Exercise brief
Report how many lines in the records below contain the word "имеют". Give only the number.

______

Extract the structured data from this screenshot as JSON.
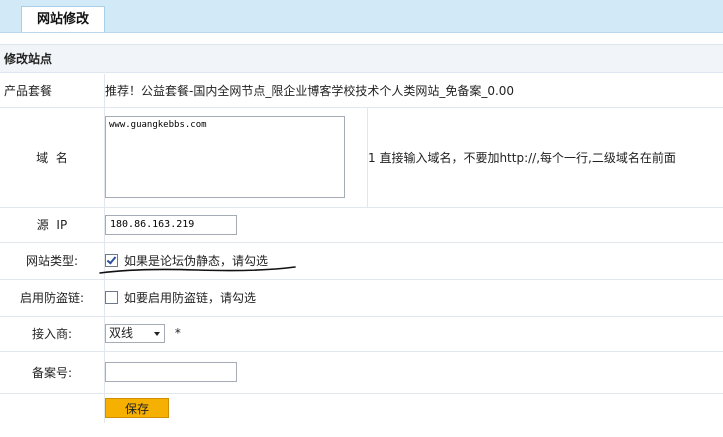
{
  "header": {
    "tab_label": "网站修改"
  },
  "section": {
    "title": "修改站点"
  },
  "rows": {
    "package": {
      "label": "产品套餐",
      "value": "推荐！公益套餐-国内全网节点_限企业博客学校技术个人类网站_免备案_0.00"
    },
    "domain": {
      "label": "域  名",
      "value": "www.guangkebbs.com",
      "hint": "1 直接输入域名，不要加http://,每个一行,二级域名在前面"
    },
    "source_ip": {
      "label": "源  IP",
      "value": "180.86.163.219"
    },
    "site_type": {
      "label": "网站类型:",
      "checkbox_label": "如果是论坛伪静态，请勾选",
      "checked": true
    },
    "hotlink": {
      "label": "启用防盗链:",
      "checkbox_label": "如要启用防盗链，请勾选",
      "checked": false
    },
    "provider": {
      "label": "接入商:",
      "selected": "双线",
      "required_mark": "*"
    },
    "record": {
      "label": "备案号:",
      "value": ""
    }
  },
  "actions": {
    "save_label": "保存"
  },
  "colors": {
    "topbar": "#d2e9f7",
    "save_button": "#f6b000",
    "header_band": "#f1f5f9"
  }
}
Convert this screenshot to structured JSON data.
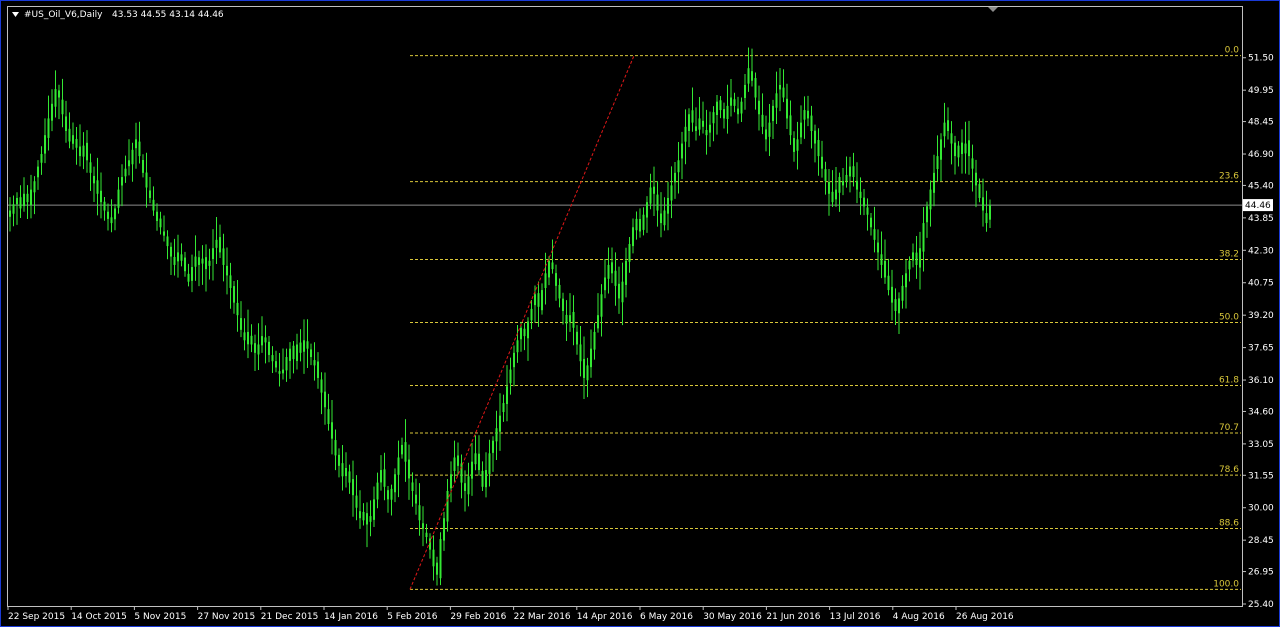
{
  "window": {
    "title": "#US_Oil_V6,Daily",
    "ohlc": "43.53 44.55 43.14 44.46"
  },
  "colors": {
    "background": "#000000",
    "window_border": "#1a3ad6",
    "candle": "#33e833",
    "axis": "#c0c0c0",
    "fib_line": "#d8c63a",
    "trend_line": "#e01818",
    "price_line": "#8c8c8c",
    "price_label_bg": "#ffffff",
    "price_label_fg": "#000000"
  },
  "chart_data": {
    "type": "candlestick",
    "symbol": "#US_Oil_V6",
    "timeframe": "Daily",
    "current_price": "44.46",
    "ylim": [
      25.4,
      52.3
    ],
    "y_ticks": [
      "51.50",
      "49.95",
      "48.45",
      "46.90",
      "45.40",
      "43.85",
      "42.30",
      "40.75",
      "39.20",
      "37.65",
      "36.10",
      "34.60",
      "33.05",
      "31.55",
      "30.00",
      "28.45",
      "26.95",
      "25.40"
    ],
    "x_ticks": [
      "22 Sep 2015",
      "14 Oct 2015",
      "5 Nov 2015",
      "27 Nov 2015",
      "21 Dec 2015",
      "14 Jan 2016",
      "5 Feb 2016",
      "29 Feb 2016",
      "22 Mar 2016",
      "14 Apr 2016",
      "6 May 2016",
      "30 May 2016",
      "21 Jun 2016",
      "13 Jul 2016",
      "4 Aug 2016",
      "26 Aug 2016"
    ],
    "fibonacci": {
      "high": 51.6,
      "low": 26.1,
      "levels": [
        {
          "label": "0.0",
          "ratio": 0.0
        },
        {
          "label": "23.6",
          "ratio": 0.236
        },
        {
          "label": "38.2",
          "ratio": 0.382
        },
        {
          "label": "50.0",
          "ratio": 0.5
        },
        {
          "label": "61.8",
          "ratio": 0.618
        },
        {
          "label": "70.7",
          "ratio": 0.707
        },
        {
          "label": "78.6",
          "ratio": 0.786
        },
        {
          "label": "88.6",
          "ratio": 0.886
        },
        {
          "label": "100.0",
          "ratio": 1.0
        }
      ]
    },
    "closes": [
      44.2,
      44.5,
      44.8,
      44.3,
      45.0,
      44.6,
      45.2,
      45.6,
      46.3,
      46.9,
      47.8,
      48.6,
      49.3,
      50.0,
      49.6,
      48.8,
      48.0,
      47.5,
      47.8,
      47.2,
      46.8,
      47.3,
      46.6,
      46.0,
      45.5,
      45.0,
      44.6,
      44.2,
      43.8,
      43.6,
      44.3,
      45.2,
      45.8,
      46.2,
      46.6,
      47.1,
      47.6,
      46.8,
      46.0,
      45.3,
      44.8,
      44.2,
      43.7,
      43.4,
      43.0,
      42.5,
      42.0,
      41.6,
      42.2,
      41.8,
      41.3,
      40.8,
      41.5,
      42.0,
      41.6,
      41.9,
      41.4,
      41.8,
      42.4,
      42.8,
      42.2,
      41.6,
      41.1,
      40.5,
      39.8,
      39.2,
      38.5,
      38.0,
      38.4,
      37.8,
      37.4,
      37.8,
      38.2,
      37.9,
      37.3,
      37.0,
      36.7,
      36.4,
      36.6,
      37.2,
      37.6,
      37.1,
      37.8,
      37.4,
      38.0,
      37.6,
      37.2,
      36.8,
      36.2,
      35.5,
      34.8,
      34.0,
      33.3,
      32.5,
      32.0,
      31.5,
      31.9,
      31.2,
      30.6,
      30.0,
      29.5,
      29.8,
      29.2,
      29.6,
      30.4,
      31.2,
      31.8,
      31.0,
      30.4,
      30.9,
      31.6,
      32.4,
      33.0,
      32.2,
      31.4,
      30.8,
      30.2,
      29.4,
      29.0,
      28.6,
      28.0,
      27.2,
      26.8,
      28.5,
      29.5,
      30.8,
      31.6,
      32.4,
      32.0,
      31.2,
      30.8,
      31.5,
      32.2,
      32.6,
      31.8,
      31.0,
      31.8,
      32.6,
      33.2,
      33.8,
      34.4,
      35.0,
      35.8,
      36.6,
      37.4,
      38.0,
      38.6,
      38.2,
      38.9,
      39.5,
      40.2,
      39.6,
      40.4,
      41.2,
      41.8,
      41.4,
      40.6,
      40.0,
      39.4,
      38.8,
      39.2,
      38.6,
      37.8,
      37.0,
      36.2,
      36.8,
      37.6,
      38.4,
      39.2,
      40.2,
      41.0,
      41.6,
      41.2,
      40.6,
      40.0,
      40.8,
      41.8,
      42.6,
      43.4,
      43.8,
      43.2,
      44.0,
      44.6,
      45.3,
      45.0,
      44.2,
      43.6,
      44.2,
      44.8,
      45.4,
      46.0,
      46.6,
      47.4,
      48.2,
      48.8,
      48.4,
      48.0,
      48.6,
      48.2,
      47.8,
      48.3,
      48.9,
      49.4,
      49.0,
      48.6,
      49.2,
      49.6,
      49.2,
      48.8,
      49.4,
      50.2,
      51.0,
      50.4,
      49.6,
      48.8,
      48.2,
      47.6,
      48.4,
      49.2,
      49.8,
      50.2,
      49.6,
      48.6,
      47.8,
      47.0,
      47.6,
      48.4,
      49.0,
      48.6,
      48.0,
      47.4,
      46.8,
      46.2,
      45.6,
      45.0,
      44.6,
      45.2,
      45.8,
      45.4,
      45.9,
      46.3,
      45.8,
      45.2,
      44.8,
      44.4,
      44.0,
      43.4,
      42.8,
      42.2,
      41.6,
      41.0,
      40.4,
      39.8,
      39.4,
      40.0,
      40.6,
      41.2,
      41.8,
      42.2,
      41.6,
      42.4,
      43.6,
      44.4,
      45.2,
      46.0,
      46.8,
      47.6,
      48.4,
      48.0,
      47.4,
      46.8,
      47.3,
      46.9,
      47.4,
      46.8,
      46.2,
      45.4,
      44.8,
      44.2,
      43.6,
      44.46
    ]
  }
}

______

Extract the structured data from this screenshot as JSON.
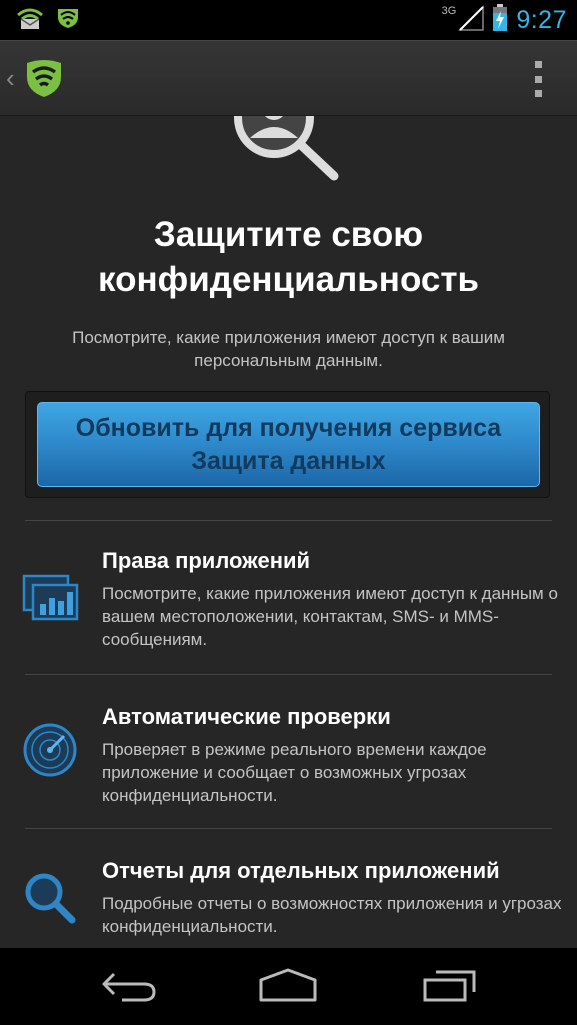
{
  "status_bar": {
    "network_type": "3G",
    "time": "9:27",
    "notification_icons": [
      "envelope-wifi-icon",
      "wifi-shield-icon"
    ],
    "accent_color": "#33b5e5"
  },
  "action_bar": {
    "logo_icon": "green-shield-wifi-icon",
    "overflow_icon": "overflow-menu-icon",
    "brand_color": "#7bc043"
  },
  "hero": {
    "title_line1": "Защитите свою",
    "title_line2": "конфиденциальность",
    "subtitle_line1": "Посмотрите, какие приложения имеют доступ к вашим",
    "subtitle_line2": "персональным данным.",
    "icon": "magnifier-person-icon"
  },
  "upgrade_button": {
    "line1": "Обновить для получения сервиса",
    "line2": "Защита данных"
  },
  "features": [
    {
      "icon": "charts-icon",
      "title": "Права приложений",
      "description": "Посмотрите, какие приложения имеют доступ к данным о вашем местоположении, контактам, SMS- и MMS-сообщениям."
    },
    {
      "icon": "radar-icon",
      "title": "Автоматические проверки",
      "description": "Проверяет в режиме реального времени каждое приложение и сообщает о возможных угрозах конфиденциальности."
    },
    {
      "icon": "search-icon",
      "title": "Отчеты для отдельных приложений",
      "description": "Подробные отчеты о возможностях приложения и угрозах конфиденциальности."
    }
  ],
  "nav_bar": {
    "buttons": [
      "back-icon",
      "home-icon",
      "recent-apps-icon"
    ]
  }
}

______

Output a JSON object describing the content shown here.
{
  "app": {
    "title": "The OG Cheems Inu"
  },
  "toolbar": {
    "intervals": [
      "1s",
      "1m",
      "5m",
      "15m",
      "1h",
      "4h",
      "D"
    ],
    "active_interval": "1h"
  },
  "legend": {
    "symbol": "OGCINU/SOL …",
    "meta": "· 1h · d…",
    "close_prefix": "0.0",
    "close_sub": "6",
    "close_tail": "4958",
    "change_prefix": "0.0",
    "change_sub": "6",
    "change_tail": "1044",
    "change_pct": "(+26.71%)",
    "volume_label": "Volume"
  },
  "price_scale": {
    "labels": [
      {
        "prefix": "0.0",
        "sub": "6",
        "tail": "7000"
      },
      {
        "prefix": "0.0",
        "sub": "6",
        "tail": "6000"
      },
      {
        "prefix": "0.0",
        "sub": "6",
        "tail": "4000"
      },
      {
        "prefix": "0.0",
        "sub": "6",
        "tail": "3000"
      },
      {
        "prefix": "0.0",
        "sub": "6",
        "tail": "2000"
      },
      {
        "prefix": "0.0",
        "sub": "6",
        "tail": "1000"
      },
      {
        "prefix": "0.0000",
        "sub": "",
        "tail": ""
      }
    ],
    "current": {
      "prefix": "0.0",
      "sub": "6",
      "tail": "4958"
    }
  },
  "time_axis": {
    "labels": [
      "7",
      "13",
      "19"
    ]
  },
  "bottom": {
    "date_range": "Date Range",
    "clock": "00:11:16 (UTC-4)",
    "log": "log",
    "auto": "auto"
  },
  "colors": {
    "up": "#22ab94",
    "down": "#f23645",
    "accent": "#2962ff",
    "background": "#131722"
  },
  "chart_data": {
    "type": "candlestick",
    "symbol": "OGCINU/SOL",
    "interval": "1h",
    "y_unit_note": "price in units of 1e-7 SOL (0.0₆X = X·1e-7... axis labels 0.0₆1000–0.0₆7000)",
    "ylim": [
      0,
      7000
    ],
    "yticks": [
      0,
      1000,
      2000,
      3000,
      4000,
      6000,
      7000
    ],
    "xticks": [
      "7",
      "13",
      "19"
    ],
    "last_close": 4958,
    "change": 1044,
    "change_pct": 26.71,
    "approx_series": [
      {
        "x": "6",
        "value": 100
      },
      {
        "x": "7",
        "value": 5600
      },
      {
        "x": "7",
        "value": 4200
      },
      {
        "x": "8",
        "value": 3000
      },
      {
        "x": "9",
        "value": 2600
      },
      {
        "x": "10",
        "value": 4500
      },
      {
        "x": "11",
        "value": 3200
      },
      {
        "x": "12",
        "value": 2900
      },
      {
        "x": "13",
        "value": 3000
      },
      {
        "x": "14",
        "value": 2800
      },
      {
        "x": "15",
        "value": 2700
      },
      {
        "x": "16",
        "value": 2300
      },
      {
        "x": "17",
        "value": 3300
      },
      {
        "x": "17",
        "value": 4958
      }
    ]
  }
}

______

Output of the exercise
2